[start of Entries shown]

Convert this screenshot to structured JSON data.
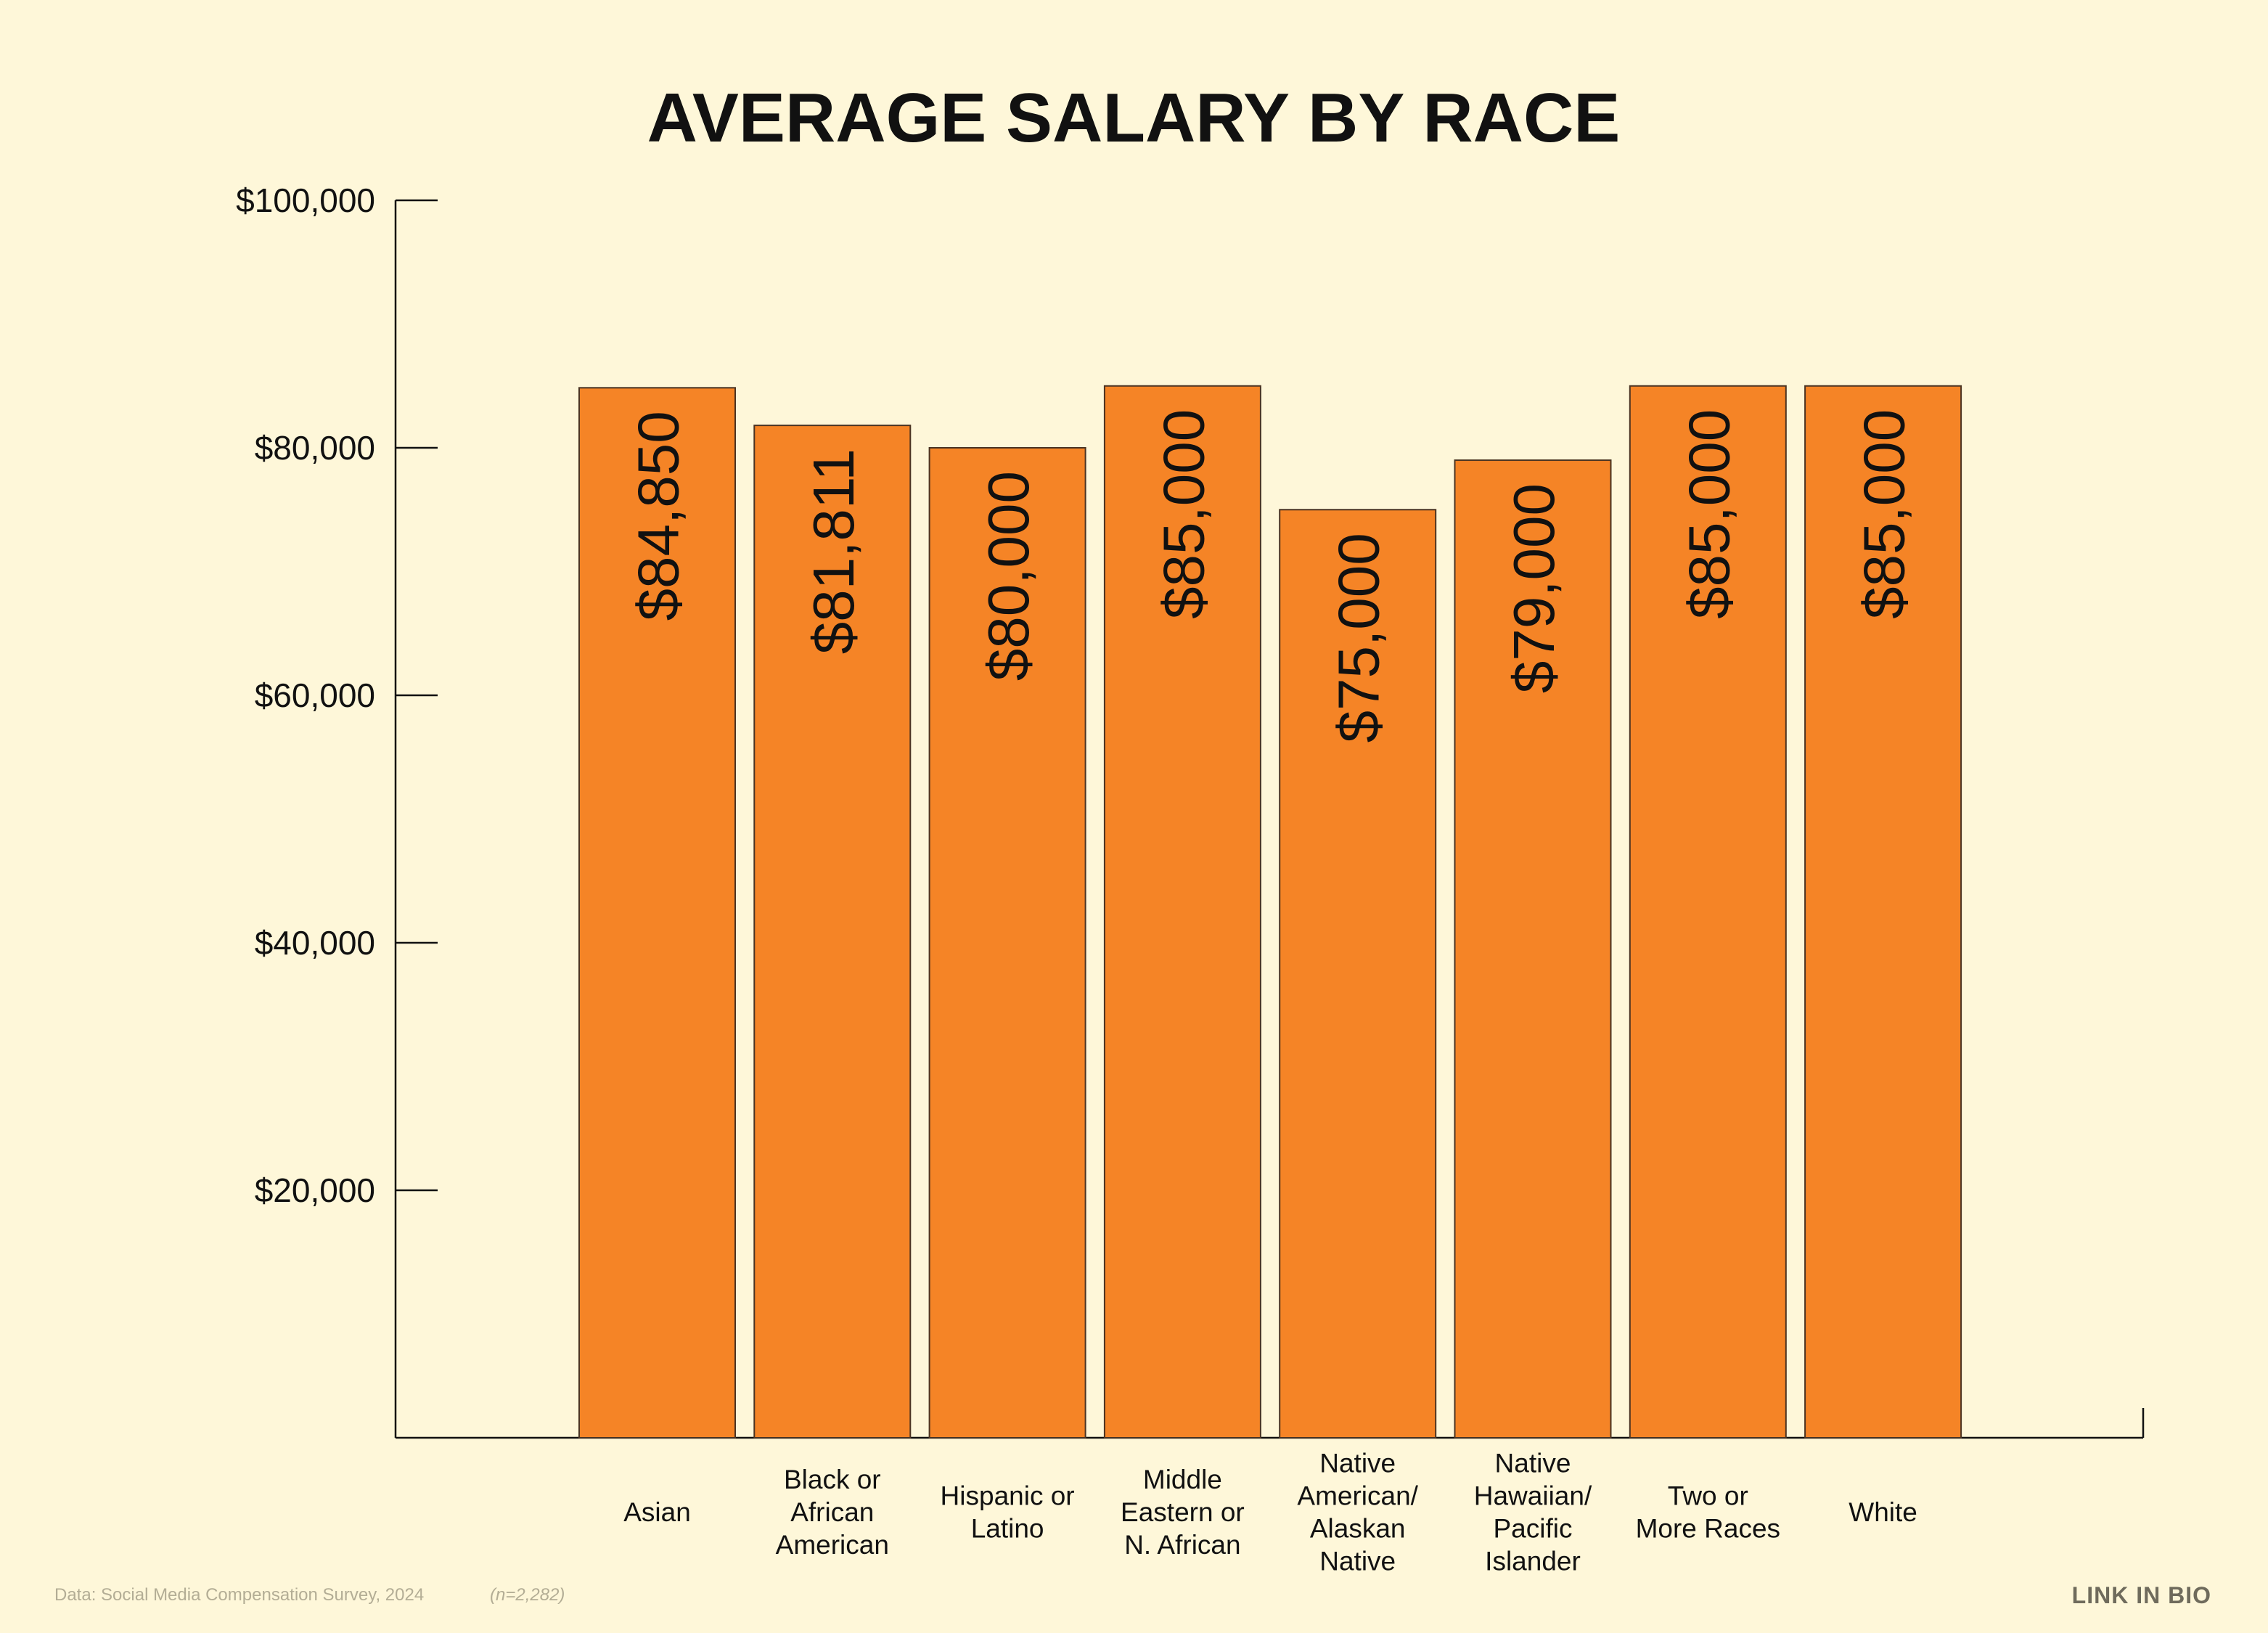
{
  "colors": {
    "background": "#fef7d9",
    "bar_fill": "#f58426",
    "bar_stroke": "#4a3322",
    "axis": "#111111",
    "text": "#111111",
    "footnote": "#b3ad95",
    "brand": "#6f6b5c"
  },
  "chart_data": {
    "type": "bar",
    "title": "AVERAGE SALARY BY RACE",
    "xlabel": "",
    "ylabel": "",
    "ylim": [
      0,
      100000
    ],
    "grid": false,
    "y_ticks": [
      {
        "value": 100000,
        "label": "$100,000"
      },
      {
        "value": 80000,
        "label": "$80,000"
      },
      {
        "value": 60000,
        "label": "$60,000"
      },
      {
        "value": 40000,
        "label": "$40,000"
      },
      {
        "value": 20000,
        "label": "$20,000"
      }
    ],
    "categories": [
      [
        "Asian"
      ],
      [
        "Black or",
        "African",
        "American"
      ],
      [
        "Hispanic or",
        "Latino"
      ],
      [
        "Middle",
        "Eastern or",
        "N. African"
      ],
      [
        "Native",
        "American/",
        "Alaskan",
        "Native"
      ],
      [
        "Native",
        "Hawaiian/",
        "Pacific",
        "Islander"
      ],
      [
        "Two or",
        "More Races"
      ],
      [
        "White"
      ]
    ],
    "values": [
      84850,
      81811,
      80000,
      85000,
      75000,
      79000,
      85000,
      85000
    ],
    "value_labels": [
      "$84,850",
      "$81,811",
      "$80,000",
      "$85,000",
      "$75,000",
      "$79,000",
      "$85,000",
      "$85,000"
    ]
  },
  "footer": {
    "source": "Data: Social Media Compensation Survey, 2024",
    "sample": "(n=2,282)",
    "brand": "LINK IN BIO"
  }
}
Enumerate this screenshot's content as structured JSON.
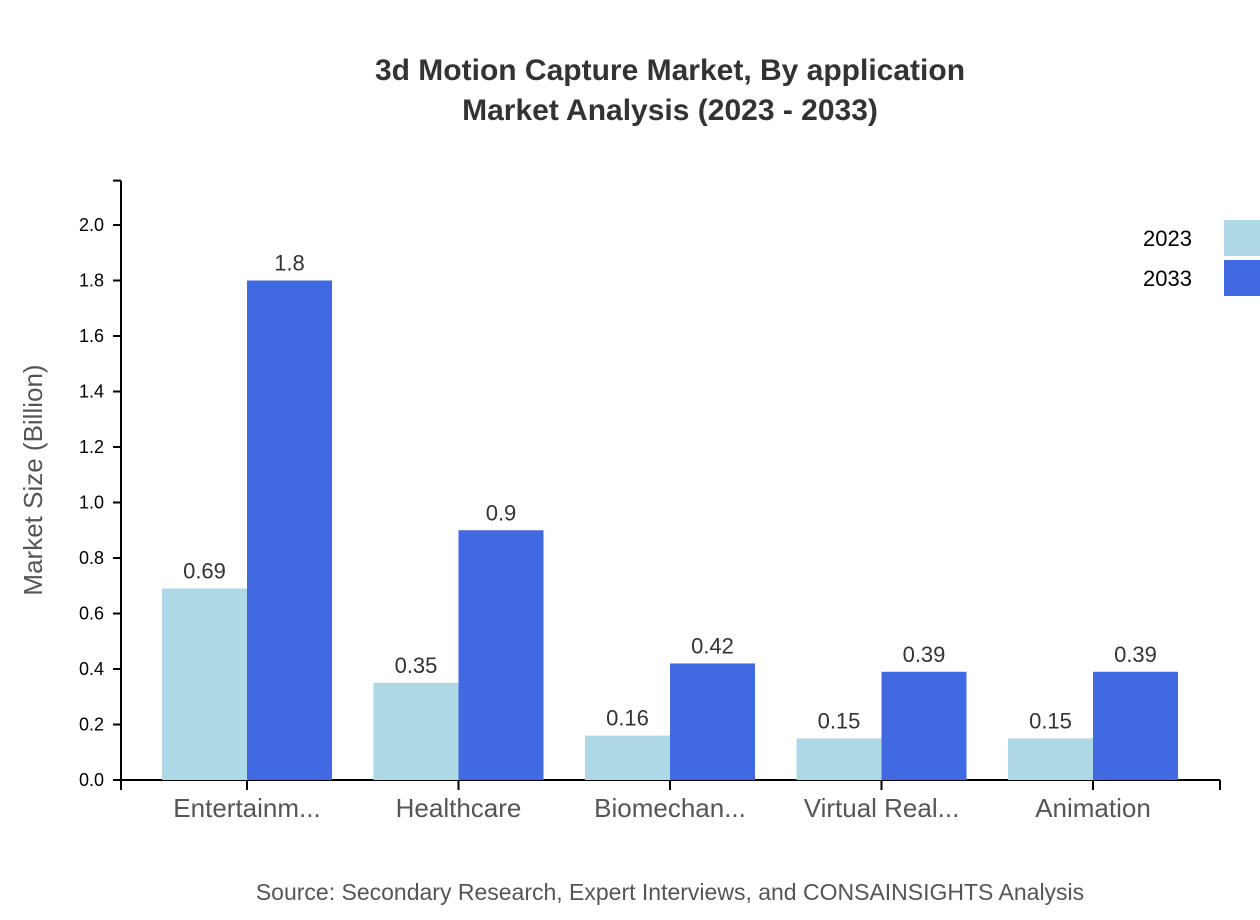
{
  "chart_data": {
    "type": "bar",
    "title": "3d Motion Capture Market, By application",
    "subtitle": "Market Analysis (2023 - 2033)",
    "xlabel": "",
    "ylabel": "Market Size (Billion)",
    "ylim": [
      0,
      2.16
    ],
    "yticks": [
      "0.0",
      "0.2",
      "0.4",
      "0.6",
      "0.8",
      "1.0",
      "1.2",
      "1.4",
      "1.6",
      "1.8",
      "2.0"
    ],
    "categories": [
      "Entertainm...",
      "Healthcare",
      "Biomechan...",
      "Virtual Real...",
      "Animation"
    ],
    "series": [
      {
        "name": "2023",
        "color": "#add8e6",
        "values": [
          0.69,
          0.35,
          0.16,
          0.15,
          0.15
        ]
      },
      {
        "name": "2033",
        "color": "#4169e1",
        "values": [
          1.8,
          0.9,
          0.42,
          0.39,
          0.39
        ]
      }
    ],
    "legend_position": "top-right",
    "grid": false,
    "source": "Source: Secondary Research, Expert Interviews, and CONSAINSIGHTS Analysis"
  }
}
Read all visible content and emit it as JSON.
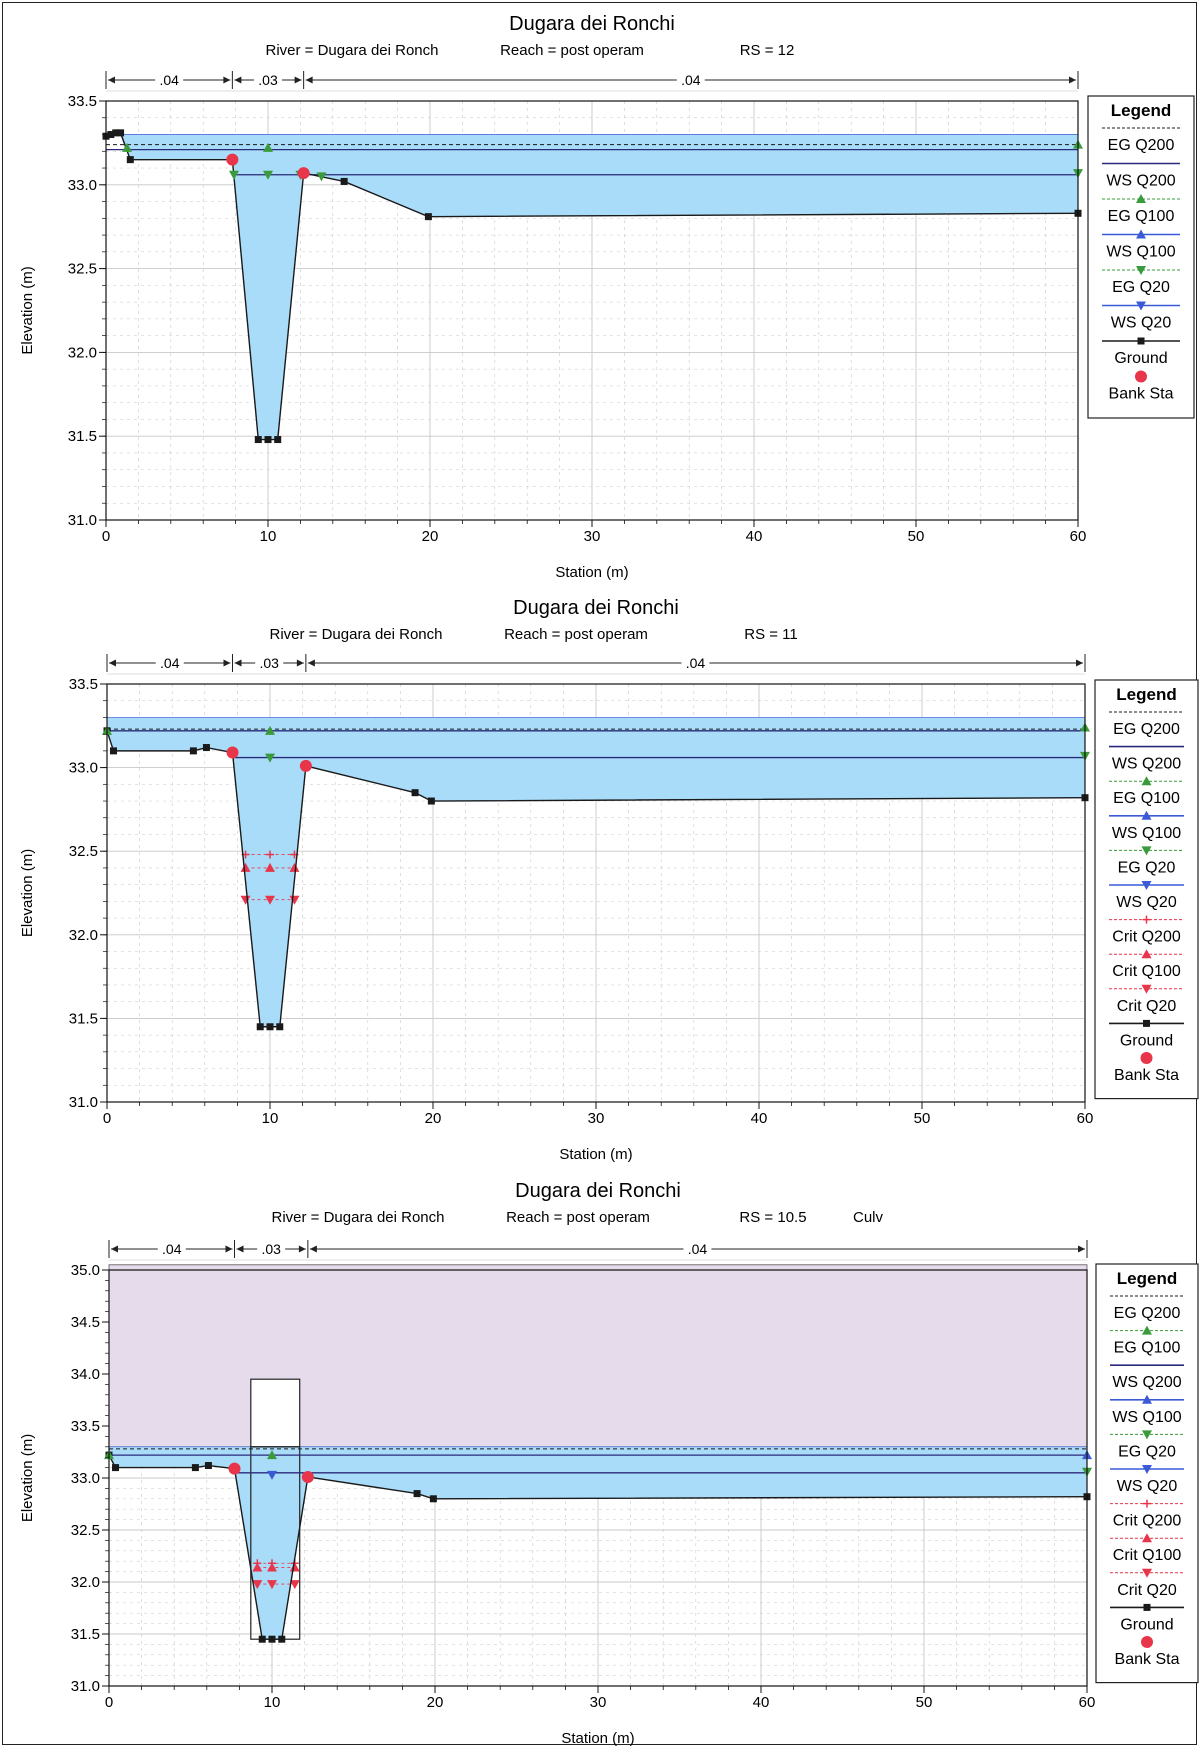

[end of Entries shown]

Every line should be retyped exactly, with the pictures omitted.

Convert this screenshot to structured JSON data.
{
  "colors": {
    "background": "#fef7d9",
    "bar_fill": "#f58426",
    "bar_stroke": "#4a3322",
    "axis": "#111111",
    "text": "#111111",
    "footnote": "#b3ad95",
    "brand": "#6f6b5c"
  },
  "chart_data": {
    "type": "bar",
    "title": "AVERAGE SALARY BY RACE",
    "xlabel": "",
    "ylabel": "",
    "ylim": [
      0,
      100000
    ],
    "grid": false,
    "y_ticks": [
      {
        "value": 100000,
        "label": "$100,000"
      },
      {
        "value": 80000,
        "label": "$80,000"
      },
      {
        "value": 60000,
        "label": "$60,000"
      },
      {
        "value": 40000,
        "label": "$40,000"
      },
      {
        "value": 20000,
        "label": "$20,000"
      }
    ],
    "categories": [
      [
        "Asian"
      ],
      [
        "Black or",
        "African",
        "American"
      ],
      [
        "Hispanic or",
        "Latino"
      ],
      [
        "Middle",
        "Eastern or",
        "N. African"
      ],
      [
        "Native",
        "American/",
        "Alaskan",
        "Native"
      ],
      [
        "Native",
        "Hawaiian/",
        "Pacific",
        "Islander"
      ],
      [
        "Two or",
        "More Races"
      ],
      [
        "White"
      ]
    ],
    "values": [
      84850,
      81811,
      80000,
      85000,
      75000,
      79000,
      85000,
      85000
    ],
    "value_labels": [
      "$84,850",
      "$81,811",
      "$80,000",
      "$85,000",
      "$75,000",
      "$79,000",
      "$85,000",
      "$85,000"
    ]
  },
  "footer": {
    "source": "Data: Social Media Compensation Survey, 2024",
    "sample": "(n=2,282)",
    "brand": "LINK IN BIO"
  }
}
Enumerate this screenshot's content as structured JSON.
{
  "chart_data": {
    "type": "bar",
    "title": "3d Motion Capture Market, By application",
    "subtitle": "Market Analysis (2023 - 2033)",
    "xlabel": "",
    "ylabel": "Market Size (Billion)",
    "ylim": [
      0,
      2.16
    ],
    "yticks": [
      "0.0",
      "0.2",
      "0.4",
      "0.6",
      "0.8",
      "1.0",
      "1.2",
      "1.4",
      "1.6",
      "1.8",
      "2.0"
    ],
    "categories": [
      "Entertainm...",
      "Healthcare",
      "Biomechan...",
      "Virtual Real...",
      "Animation"
    ],
    "series": [
      {
        "name": "2023",
        "color": "#add8e6",
        "values": [
          0.69,
          0.35,
          0.16,
          0.15,
          0.15
        ]
      },
      {
        "name": "2033",
        "color": "#4169e1",
        "values": [
          1.8,
          0.9,
          0.42,
          0.39,
          0.39
        ]
      }
    ],
    "legend_position": "top-right",
    "grid": false,
    "source": "Source: Secondary Research, Expert Interviews, and CONSAINSIGHTS Analysis"
  }
}
Read all visible content and emit it as JSON.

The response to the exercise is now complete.